What is being asked:
From the listing that follows, output everything exactly except the pictures.

+++ Provided information

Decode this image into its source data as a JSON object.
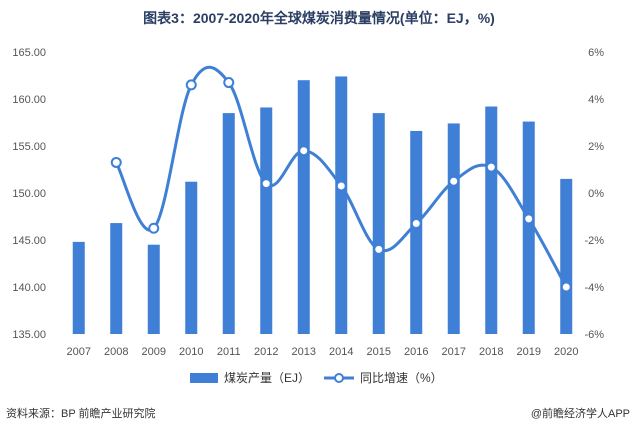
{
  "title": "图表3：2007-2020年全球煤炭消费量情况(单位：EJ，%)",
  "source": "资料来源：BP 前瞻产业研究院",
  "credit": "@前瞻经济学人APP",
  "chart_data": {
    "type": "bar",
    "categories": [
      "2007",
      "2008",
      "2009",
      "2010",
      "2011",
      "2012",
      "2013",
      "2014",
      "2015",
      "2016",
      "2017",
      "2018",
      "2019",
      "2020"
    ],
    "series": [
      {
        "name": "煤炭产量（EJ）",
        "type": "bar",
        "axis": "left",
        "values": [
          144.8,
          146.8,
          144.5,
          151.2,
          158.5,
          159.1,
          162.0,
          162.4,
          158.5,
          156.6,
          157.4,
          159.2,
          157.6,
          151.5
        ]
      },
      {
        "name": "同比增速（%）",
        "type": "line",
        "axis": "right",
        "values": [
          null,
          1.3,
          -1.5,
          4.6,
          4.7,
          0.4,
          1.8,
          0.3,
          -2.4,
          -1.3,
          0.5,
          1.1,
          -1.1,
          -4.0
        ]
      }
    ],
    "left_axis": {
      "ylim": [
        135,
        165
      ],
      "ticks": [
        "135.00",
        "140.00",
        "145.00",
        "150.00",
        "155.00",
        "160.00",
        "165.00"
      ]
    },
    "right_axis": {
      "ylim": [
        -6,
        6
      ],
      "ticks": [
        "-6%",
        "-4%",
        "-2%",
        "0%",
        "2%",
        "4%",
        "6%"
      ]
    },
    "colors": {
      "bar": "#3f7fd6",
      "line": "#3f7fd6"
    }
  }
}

++++++

Written response:
Decode this image into its source data as a JSON object.
{
  "title": "图表3：2007-2020年全球煤炭消费量情况(单位：EJ，%)",
  "source": "资料来源：BP 前瞻产业研究院",
  "credit": "@前瞻经济学人APP",
  "chart_data": {
    "type": "bar",
    "categories": [
      "2007",
      "2008",
      "2009",
      "2010",
      "2011",
      "2012",
      "2013",
      "2014",
      "2015",
      "2016",
      "2017",
      "2018",
      "2019",
      "2020"
    ],
    "series": [
      {
        "name": "煤炭产量（EJ）",
        "type": "bar",
        "axis": "left",
        "values": [
          144.8,
          146.8,
          144.5,
          151.2,
          158.5,
          159.1,
          162.0,
          162.4,
          158.5,
          156.6,
          157.4,
          159.2,
          157.6,
          151.5
        ]
      },
      {
        "name": "同比增速（%）",
        "type": "line",
        "axis": "right",
        "values": [
          null,
          1.3,
          -1.5,
          4.6,
          4.7,
          0.4,
          1.8,
          0.3,
          -2.4,
          -1.3,
          0.5,
          1.1,
          -1.1,
          -4.0
        ]
      }
    ],
    "left_axis": {
      "ylim": [
        135,
        165
      ],
      "ticks": [
        "135.00",
        "140.00",
        "145.00",
        "150.00",
        "155.00",
        "160.00",
        "165.00"
      ]
    },
    "right_axis": {
      "ylim": [
        -6,
        6
      ],
      "ticks": [
        "-6%",
        "-4%",
        "-2%",
        "0%",
        "2%",
        "4%",
        "6%"
      ]
    },
    "colors": {
      "bar": "#3f7fd6",
      "line": "#3f7fd6"
    }
  }
}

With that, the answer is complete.